━━━━━ Entries ━━━━━
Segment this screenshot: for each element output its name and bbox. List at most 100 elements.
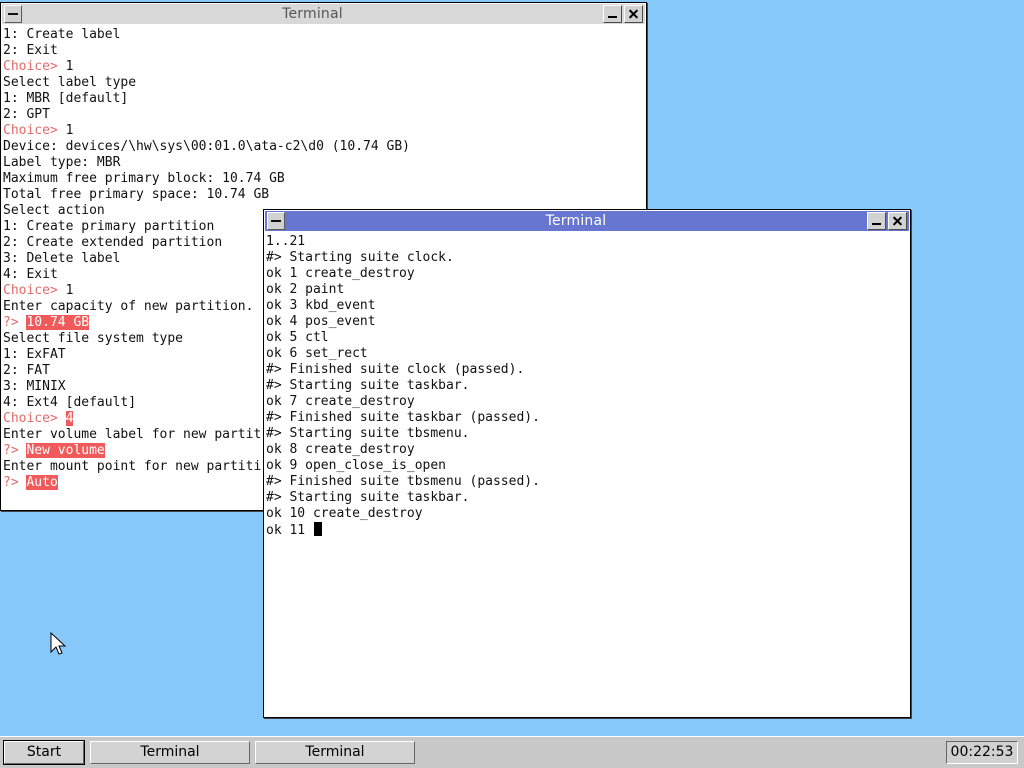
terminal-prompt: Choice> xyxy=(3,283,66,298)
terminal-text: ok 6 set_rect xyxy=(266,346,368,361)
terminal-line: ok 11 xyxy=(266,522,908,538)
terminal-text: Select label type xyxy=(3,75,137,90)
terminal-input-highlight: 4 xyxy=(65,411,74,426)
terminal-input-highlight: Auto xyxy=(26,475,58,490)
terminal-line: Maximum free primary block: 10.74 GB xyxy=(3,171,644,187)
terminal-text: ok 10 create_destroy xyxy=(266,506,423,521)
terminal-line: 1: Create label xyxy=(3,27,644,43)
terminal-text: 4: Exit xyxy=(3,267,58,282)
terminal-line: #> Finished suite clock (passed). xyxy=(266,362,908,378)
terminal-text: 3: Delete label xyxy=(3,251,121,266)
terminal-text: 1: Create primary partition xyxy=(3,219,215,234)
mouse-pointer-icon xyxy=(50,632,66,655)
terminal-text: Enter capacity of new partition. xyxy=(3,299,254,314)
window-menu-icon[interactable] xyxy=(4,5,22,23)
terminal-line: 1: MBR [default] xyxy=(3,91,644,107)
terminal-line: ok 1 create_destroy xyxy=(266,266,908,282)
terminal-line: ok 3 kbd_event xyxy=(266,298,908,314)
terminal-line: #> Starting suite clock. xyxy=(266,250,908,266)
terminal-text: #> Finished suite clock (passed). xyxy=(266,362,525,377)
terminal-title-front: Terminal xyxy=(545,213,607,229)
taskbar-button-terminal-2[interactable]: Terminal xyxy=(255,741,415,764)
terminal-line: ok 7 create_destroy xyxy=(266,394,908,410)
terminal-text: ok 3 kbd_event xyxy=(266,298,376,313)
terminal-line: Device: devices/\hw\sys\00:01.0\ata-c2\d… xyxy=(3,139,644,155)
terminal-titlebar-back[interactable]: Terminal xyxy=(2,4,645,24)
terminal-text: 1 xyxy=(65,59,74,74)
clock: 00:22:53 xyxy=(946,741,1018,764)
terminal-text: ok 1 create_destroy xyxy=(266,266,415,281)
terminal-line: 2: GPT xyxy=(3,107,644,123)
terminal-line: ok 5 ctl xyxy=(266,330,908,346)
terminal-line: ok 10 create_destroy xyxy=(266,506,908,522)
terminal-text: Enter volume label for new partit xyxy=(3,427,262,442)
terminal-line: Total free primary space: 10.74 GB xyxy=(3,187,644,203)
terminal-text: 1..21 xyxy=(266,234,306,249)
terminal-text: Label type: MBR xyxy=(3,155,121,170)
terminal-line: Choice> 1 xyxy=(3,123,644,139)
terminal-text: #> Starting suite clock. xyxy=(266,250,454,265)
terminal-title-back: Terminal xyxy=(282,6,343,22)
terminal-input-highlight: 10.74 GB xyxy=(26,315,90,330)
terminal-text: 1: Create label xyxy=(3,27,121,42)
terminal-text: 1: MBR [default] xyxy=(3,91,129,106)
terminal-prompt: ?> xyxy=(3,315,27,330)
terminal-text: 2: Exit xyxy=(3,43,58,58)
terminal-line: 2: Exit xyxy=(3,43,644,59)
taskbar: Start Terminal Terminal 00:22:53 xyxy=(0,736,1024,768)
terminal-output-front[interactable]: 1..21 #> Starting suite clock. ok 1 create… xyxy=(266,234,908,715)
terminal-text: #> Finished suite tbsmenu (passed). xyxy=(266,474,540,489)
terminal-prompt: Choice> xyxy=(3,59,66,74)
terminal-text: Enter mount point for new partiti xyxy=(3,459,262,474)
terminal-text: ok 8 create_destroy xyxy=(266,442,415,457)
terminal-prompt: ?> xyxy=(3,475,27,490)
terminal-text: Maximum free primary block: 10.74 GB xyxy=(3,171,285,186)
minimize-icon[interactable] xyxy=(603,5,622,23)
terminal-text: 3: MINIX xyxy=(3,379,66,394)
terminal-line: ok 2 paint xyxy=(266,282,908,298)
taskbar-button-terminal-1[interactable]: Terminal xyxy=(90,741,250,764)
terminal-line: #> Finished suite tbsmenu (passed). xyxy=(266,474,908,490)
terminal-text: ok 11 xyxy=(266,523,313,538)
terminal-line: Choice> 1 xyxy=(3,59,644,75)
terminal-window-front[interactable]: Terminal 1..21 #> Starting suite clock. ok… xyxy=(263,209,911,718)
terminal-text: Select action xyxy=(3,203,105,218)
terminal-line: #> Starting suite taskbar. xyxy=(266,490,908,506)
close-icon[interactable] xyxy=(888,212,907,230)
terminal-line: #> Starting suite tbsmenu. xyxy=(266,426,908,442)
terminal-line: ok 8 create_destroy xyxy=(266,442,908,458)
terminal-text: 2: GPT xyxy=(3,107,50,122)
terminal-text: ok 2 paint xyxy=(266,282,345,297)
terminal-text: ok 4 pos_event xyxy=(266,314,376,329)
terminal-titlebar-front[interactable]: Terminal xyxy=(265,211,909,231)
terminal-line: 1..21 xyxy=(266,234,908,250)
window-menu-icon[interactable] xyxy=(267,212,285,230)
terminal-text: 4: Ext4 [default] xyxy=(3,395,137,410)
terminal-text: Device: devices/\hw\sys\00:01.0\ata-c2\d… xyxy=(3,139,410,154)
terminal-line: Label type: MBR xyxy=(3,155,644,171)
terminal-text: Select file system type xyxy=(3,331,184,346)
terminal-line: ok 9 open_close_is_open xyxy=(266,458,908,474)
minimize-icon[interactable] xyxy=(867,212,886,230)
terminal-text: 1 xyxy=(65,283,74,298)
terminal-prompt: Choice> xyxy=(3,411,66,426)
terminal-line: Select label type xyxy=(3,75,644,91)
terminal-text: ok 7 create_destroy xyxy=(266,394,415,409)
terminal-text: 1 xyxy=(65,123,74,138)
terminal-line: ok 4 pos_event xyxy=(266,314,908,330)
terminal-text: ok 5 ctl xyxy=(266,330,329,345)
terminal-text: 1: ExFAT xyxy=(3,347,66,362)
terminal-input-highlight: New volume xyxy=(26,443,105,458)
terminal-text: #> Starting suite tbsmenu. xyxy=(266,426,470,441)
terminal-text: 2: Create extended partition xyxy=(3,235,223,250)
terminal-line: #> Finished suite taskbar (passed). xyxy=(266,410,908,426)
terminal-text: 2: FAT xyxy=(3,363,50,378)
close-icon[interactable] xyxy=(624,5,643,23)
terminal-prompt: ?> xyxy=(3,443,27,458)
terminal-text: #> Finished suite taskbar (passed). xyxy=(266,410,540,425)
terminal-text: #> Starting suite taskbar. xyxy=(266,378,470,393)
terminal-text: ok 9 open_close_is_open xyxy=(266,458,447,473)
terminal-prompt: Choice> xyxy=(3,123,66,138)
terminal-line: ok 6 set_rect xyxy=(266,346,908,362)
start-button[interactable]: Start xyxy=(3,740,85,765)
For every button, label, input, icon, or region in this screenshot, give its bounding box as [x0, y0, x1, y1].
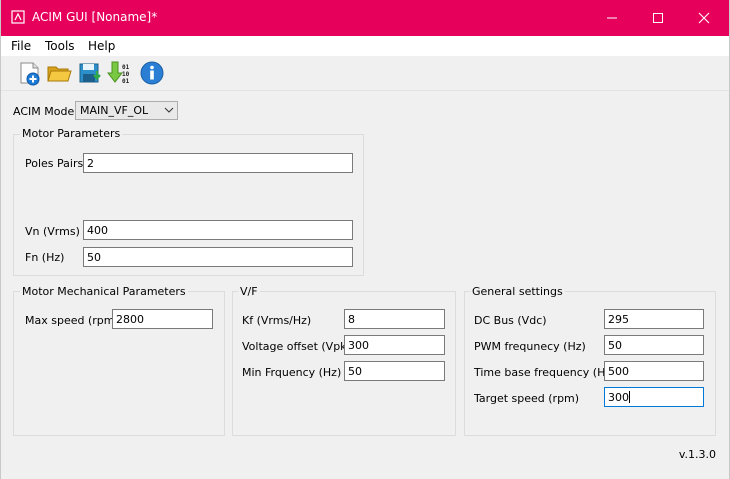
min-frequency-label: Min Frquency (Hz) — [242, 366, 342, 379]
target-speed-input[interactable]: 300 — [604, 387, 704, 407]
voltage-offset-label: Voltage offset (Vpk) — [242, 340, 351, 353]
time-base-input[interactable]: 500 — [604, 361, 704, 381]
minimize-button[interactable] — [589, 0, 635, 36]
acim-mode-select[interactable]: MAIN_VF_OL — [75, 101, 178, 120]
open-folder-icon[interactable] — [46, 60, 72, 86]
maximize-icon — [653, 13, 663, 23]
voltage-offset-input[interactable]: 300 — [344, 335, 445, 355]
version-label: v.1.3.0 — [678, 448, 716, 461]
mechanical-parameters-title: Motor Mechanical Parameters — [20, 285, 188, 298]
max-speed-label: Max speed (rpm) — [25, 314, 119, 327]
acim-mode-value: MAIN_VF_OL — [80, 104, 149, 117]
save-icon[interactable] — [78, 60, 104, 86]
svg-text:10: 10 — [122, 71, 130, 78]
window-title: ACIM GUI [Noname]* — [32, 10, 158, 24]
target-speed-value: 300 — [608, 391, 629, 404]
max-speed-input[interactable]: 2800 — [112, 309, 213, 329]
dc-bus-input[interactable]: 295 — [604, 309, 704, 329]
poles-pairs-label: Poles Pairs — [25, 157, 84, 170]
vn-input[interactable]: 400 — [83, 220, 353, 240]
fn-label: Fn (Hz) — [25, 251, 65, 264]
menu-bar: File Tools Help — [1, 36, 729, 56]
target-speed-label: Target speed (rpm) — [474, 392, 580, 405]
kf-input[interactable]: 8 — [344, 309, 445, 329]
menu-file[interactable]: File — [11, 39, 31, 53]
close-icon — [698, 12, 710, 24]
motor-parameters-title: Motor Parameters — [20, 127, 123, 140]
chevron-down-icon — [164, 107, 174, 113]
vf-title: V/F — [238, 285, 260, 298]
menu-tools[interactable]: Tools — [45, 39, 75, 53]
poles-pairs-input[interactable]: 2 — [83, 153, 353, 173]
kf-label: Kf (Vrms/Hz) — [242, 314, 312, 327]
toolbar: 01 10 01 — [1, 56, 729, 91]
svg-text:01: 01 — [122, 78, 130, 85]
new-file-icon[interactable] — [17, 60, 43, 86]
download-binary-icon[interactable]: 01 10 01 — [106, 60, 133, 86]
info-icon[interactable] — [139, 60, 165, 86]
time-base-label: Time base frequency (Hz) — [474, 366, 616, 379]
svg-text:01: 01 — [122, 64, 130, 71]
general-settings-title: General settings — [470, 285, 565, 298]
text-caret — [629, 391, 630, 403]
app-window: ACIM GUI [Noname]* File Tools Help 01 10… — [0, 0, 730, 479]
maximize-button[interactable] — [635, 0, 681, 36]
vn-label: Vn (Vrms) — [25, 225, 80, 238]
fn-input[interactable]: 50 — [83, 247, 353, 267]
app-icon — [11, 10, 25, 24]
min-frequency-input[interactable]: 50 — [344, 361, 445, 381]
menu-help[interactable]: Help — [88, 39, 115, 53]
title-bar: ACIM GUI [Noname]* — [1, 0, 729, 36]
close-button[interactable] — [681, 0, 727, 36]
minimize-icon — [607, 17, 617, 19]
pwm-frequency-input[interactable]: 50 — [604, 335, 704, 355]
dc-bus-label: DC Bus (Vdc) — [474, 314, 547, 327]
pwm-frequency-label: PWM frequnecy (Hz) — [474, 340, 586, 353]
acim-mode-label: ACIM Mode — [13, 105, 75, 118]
━━━━━
- [Task to complete]:
Copy out everything from the line containing "terminal-prompt: Choice> xyxy=(3,283,66,298)" down to the line containing "terminal-text: Enter volume", keeping each line as it appears.

- [Final result]:
terminal-prompt: Choice> xyxy=(3,283,66,298)
terminal-text: ok 6 set_rect xyxy=(266,346,368,361)
terminal-line: ok 11 xyxy=(266,522,908,538)
terminal-text: Select label type xyxy=(3,75,137,90)
terminal-input-highlight: 4 xyxy=(65,411,74,426)
terminal-input-highlight: Auto xyxy=(26,475,58,490)
terminal-line: Maximum free primary block: 10.74 GB xyxy=(3,171,644,187)
terminal-text: ok 10 create_destroy xyxy=(266,506,423,521)
terminal-line: 1: Create label xyxy=(3,27,644,43)
terminal-text: 4: Exit xyxy=(3,267,58,282)
terminal-line: #> Finished suite clock (passed). xyxy=(266,362,908,378)
terminal-text: 3: Delete label xyxy=(3,251,121,266)
terminal-text: 1: Create primary partition xyxy=(3,219,215,234)
mouse-pointer-icon xyxy=(50,632,66,655)
terminal-text: Enter capacity of new partition. xyxy=(3,299,254,314)
window-menu-icon[interactable] xyxy=(4,5,22,23)
terminal-line: 1: MBR [default] xyxy=(3,91,644,107)
terminal-line: ok 1 create_destroy xyxy=(266,266,908,282)
terminal-line: ok 3 kbd_event xyxy=(266,298,908,314)
terminal-line: #> Starting suite clock. xyxy=(266,250,908,266)
terminal-text: #> Finished suite clock (passed). xyxy=(266,362,525,377)
terminal-title-front: Terminal xyxy=(545,213,607,229)
taskbar-button-terminal-2[interactable]: Terminal xyxy=(255,741,415,764)
terminal-line: ok 7 create_destroy xyxy=(266,394,908,410)
terminal-text: ok 3 kbd_event xyxy=(266,298,376,313)
terminal-line: Device: devices/\hw\sys\00:01.0\ata-c2\d… xyxy=(3,139,644,155)
terminal-titlebar-back[interactable]: Terminal xyxy=(2,4,645,24)
terminal-text: 1 xyxy=(65,59,74,74)
clock: 00:22:53 xyxy=(946,741,1018,764)
terminal-text: ok 1 create_destroy xyxy=(266,266,415,281)
terminal-line: 2: GPT xyxy=(3,107,644,123)
terminal-line: ok 5 ctl xyxy=(266,330,908,346)
terminal-line: ok 10 create_destroy xyxy=(266,506,908,522)
terminal-text: Enter volume label for new partit xyxy=(3,427,262,442)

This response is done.